● The exercise: Transcribe the entries that follow, word for word.
== Available records ==
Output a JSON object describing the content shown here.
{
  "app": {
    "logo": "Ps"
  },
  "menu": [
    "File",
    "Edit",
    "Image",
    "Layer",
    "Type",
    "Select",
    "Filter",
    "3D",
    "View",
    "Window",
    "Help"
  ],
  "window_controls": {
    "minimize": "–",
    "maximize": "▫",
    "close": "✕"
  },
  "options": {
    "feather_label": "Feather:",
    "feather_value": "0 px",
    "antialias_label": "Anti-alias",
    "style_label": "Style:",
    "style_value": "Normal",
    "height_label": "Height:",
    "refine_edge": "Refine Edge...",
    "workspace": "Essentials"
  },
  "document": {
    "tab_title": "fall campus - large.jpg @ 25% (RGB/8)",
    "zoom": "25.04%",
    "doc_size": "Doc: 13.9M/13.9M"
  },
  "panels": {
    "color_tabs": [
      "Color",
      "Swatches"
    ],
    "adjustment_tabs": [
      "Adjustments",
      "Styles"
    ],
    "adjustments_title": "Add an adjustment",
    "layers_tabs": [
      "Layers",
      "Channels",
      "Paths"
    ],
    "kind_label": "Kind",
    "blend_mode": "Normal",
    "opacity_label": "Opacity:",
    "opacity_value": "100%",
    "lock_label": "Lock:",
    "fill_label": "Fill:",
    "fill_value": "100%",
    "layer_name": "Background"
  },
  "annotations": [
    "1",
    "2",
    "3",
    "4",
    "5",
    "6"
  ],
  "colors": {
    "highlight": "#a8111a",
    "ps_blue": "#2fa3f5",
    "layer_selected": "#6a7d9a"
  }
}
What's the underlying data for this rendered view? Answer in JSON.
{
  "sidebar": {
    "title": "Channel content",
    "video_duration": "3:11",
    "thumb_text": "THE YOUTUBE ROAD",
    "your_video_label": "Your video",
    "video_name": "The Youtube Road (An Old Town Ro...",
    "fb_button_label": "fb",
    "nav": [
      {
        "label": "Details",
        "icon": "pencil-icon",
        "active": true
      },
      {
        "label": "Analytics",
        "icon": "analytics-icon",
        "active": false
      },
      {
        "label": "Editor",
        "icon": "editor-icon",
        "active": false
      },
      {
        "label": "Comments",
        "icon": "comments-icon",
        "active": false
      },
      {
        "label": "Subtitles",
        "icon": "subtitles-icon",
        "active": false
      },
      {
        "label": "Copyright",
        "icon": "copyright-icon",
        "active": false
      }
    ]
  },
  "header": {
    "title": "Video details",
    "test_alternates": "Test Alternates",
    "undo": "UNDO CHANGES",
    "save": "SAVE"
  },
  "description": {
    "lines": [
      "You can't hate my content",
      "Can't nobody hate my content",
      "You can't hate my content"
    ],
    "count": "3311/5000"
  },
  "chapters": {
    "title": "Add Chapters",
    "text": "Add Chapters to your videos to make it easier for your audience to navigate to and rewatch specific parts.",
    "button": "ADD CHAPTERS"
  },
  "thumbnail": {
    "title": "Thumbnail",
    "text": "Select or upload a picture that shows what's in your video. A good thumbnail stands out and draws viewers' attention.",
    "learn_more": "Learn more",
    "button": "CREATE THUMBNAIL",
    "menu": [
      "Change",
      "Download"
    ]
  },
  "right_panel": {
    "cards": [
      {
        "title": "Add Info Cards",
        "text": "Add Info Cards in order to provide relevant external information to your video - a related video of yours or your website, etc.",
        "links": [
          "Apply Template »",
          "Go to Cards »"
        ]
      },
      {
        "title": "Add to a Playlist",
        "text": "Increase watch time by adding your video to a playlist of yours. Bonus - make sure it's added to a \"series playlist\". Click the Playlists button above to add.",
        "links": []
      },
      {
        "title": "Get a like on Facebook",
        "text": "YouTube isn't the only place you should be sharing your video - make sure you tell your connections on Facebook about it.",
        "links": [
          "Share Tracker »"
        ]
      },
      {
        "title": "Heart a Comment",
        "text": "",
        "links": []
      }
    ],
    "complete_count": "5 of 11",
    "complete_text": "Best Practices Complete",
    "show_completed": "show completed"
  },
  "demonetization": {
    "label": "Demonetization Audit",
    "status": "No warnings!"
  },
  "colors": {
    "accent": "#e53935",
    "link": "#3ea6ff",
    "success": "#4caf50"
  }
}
===
● The result:
Output a JSON object describing the content shown here.
{
  "app": {
    "logo": "Ps"
  },
  "menu": [
    "File",
    "Edit",
    "Image",
    "Layer",
    "Type",
    "Select",
    "Filter",
    "3D",
    "View",
    "Window",
    "Help"
  ],
  "window_controls": {
    "minimize": "–",
    "maximize": "▫",
    "close": "✕"
  },
  "options": {
    "feather_label": "Feather:",
    "feather_value": "0 px",
    "antialias_label": "Anti-alias",
    "style_label": "Style:",
    "style_value": "Normal",
    "height_label": "Height:",
    "refine_edge": "Refine Edge...",
    "workspace": "Essentials"
  },
  "document": {
    "tab_title": "fall campus - large.jpg @ 25% (RGB/8)",
    "zoom": "25.04%",
    "doc_size": "Doc: 13.9M/13.9M"
  },
  "panels": {
    "color_tabs": [
      "Color",
      "Swatches"
    ],
    "adjustment_tabs": [
      "Adjustments",
      "Styles"
    ],
    "adjustments_title": "Add an adjustment",
    "layers_tabs": [
      "Layers",
      "Channels",
      "Paths"
    ],
    "kind_label": "Kind",
    "blend_mode": "Normal",
    "opacity_label": "Opacity:",
    "opacity_value": "100%",
    "lock_label": "Lock:",
    "fill_label": "Fill:",
    "fill_value": "100%",
    "layer_name": "Background"
  },
  "annotations": [
    "1",
    "2",
    "3",
    "4",
    "5",
    "6"
  ],
  "colors": {
    "highlight": "#a8111a",
    "ps_blue": "#2fa3f5",
    "layer_selected": "#6a7d9a"
  }
}
What's the underlying data for this rendered view? Answer in JSON.
{
  "sidebar": {
    "title": "Channel content",
    "video_duration": "3:11",
    "thumb_text": "THE YOUTUBE ROAD",
    "your_video_label": "Your video",
    "video_name": "The Youtube Road (An Old Town Ro...",
    "fb_button_label": "fb",
    "nav": [
      {
        "label": "Details",
        "icon": "pencil-icon",
        "active": true
      },
      {
        "label": "Analytics",
        "icon": "analytics-icon",
        "active": false
      },
      {
        "label": "Editor",
        "icon": "editor-icon",
        "active": false
      },
      {
        "label": "Comments",
        "icon": "comments-icon",
        "active": false
      },
      {
        "label": "Subtitles",
        "icon": "subtitles-icon",
        "active": false
      },
      {
        "label": "Copyright",
        "icon": "copyright-icon",
        "active": false
      }
    ]
  },
  "header": {
    "title": "Video details",
    "test_alternates": "Test Alternates",
    "undo": "UNDO CHANGES",
    "save": "SAVE"
  },
  "description": {
    "lines": [
      "You can't hate my content",
      "Can't nobody hate my content",
      "You can't hate my content"
    ],
    "count": "3311/5000"
  },
  "chapters": {
    "title": "Add Chapters",
    "text": "Add Chapters to your videos to make it easier for your audience to navigate to and rewatch specific parts.",
    "button": "ADD CHAPTERS"
  },
  "thumbnail": {
    "title": "Thumbnail",
    "text": "Select or upload a picture that shows what's in your video. A good thumbnail stands out and draws viewers' attention.",
    "learn_more": "Learn more",
    "button": "CREATE THUMBNAIL",
    "menu": [
      "Change",
      "Download"
    ]
  },
  "right_panel": {
    "cards": [
      {
        "title": "Add Info Cards",
        "text": "Add Info Cards in order to provide relevant external information to your video - a related video of yours or your website, etc.",
        "links": [
          "Apply Template »",
          "Go to Cards »"
        ]
      },
      {
        "title": "Add to a Playlist",
        "text": "Increase watch time by adding your video to a playlist of yours. Bonus - make sure it's added to a \"series playlist\". Click the Playlists button above to add.",
        "links": []
      },
      {
        "title": "Get a like on Facebook",
        "text": "YouTube isn't the only place you should be sharing your video - make sure you tell your connections on Facebook about it.",
        "links": [
          "Share Tracker »"
        ]
      },
      {
        "title": "Heart a Comment",
        "text": "",
        "links": []
      }
    ],
    "complete_count": "5 of 11",
    "complete_text": "Best Practices Complete",
    "show_completed": "show completed"
  },
  "demonetization": {
    "label": "Demonetization Audit",
    "status": "No warnings!"
  },
  "colors": {
    "accent": "#e53935",
    "link": "#3ea6ff",
    "success": "#4caf50"
  }
}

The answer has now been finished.